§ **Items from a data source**
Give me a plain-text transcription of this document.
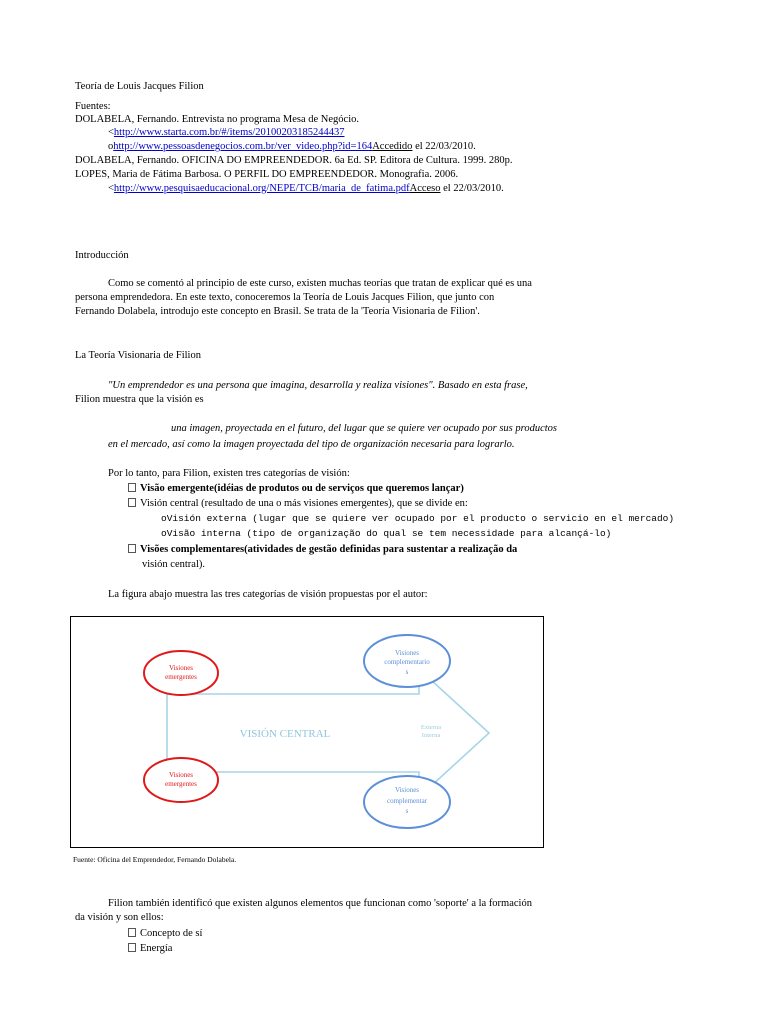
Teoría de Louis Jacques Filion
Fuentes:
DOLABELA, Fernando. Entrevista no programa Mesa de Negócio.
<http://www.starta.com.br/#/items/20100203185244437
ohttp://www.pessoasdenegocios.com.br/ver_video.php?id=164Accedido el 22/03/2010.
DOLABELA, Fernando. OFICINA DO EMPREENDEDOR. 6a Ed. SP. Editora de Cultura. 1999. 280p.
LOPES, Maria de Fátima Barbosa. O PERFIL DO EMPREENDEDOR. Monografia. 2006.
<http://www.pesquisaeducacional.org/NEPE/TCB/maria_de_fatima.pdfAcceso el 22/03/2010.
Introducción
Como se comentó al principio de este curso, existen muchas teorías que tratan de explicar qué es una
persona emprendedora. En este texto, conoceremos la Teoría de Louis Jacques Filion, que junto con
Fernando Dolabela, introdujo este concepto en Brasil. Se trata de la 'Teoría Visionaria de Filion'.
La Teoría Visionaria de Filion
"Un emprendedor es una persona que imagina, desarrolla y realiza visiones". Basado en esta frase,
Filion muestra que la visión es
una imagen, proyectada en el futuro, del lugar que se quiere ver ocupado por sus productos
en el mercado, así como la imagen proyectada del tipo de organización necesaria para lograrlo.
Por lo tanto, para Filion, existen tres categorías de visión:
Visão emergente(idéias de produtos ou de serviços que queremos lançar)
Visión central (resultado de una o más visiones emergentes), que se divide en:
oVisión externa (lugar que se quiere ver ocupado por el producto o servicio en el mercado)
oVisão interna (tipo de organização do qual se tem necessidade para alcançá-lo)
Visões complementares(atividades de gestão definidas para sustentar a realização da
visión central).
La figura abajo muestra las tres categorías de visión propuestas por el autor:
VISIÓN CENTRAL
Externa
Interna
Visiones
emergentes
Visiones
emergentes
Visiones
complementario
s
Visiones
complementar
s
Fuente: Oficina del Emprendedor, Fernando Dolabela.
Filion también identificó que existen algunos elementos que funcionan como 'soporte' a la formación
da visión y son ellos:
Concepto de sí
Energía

--

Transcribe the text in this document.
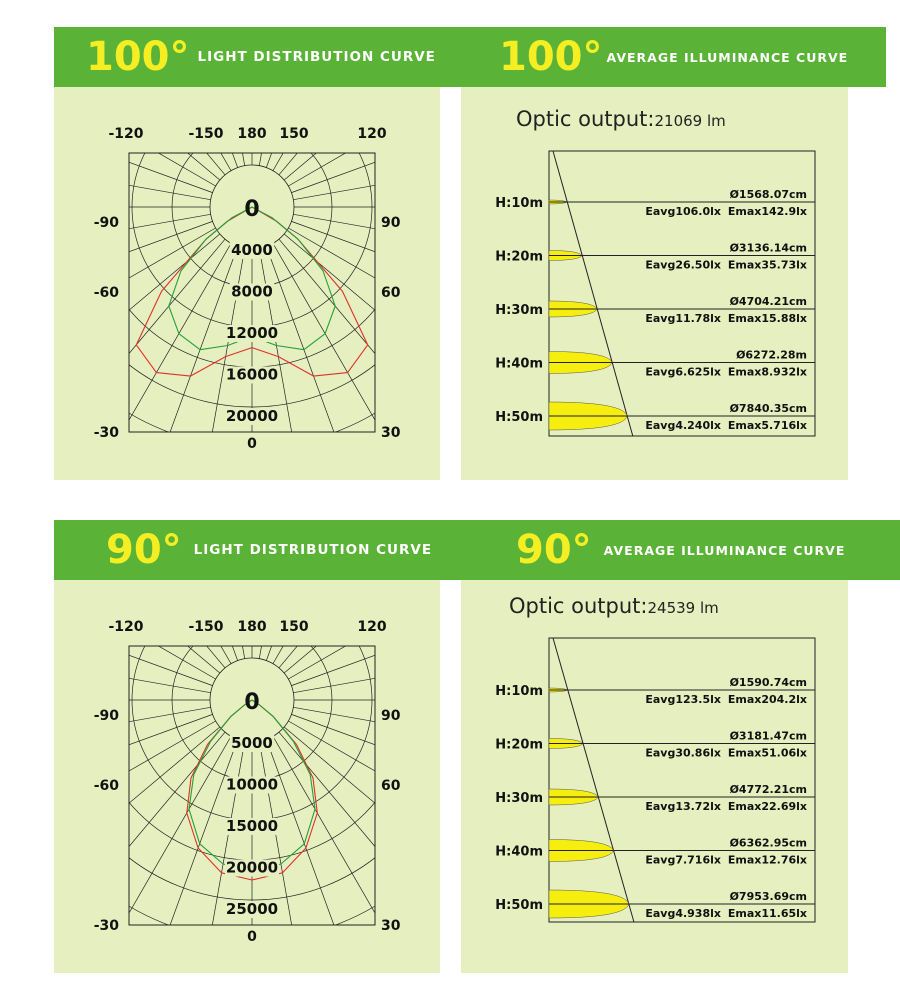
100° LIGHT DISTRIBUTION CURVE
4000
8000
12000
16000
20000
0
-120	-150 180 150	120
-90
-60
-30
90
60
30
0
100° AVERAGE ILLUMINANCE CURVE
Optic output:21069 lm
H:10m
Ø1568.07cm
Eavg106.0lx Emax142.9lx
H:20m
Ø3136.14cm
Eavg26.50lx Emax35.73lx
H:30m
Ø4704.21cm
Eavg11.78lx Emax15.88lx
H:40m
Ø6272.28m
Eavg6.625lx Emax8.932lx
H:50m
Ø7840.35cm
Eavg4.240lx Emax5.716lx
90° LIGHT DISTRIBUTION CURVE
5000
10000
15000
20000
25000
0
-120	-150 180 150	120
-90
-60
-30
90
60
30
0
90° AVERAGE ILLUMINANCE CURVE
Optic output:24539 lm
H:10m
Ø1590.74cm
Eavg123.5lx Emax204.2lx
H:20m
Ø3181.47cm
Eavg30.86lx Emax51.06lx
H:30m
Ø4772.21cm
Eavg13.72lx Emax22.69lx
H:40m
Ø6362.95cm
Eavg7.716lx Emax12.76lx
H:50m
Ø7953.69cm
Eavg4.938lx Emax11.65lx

...

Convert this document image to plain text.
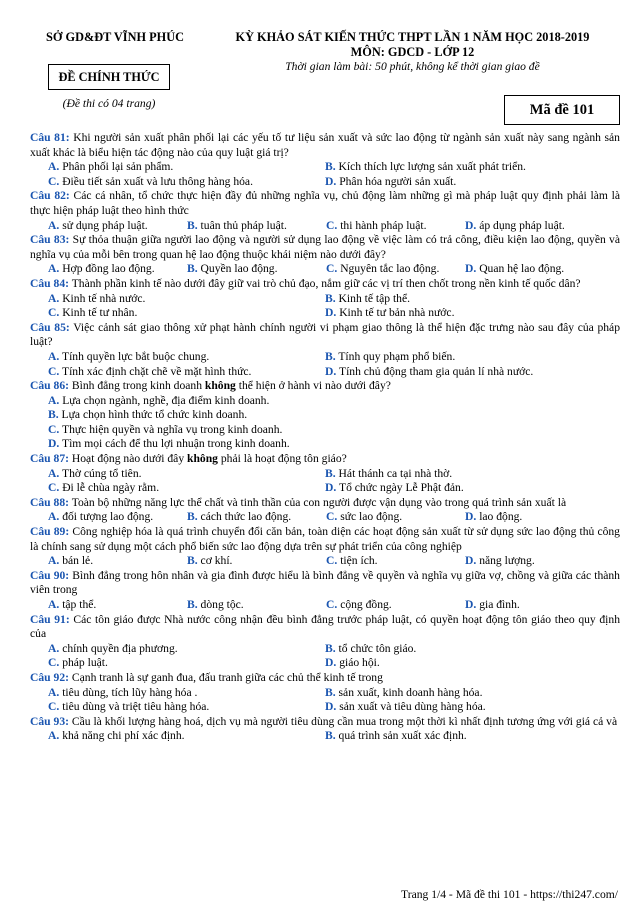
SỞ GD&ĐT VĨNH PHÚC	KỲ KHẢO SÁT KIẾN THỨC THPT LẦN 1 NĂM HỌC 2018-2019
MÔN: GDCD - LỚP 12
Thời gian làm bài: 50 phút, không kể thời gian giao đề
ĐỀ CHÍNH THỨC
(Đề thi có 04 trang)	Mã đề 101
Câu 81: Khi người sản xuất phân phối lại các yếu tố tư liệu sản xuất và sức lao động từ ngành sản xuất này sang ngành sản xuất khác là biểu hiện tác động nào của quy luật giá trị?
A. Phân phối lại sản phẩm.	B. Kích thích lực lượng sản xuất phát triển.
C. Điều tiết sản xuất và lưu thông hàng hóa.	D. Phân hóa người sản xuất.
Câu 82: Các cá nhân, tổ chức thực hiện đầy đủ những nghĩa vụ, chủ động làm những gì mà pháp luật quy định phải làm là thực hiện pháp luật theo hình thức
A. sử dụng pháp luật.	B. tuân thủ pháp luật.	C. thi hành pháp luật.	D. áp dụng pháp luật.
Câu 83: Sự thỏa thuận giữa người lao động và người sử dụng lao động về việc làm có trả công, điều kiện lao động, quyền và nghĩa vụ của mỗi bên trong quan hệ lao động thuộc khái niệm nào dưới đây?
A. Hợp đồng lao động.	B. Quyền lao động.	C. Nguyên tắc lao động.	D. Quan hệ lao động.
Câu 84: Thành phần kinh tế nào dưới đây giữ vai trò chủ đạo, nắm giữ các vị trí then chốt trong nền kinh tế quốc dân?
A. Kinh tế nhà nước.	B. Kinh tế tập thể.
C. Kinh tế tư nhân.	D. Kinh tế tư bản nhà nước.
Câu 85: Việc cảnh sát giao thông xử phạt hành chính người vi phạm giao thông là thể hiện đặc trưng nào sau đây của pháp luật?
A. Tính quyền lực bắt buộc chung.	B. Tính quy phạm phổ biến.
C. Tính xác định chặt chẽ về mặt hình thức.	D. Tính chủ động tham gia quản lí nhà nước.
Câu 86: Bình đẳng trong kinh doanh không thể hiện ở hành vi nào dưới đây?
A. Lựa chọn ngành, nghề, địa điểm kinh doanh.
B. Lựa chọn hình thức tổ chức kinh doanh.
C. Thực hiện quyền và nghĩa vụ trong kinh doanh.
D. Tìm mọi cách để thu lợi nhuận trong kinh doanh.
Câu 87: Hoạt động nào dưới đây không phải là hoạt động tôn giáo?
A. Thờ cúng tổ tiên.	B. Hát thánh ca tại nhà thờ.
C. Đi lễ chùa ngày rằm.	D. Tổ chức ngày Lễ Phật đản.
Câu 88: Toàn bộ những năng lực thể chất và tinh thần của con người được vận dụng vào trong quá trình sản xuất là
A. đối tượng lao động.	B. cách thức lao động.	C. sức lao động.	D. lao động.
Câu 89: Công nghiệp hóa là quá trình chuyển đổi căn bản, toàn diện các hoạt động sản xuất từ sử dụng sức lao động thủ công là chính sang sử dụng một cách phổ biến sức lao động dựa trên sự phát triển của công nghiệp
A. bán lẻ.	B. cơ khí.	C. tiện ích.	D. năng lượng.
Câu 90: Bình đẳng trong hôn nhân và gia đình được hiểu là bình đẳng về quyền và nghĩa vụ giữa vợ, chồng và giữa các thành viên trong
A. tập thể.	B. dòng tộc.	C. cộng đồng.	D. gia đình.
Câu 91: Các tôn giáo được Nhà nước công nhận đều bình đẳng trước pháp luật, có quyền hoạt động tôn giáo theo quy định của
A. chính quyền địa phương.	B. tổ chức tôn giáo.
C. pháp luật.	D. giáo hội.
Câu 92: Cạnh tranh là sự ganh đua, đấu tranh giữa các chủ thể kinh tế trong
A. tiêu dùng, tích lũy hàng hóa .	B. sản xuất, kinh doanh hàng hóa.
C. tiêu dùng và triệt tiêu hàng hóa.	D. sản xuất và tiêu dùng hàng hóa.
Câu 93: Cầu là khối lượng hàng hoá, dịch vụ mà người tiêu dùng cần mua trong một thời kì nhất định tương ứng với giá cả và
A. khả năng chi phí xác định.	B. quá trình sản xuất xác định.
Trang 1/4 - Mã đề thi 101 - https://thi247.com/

§ **The request**
Reproduce each line of the entries in which the word "AVERAGE" is found.

§ **Final answer**
100° AVERAGE ILLUMINANCE CURVE
90° AVERAGE ILLUMINANCE CURVE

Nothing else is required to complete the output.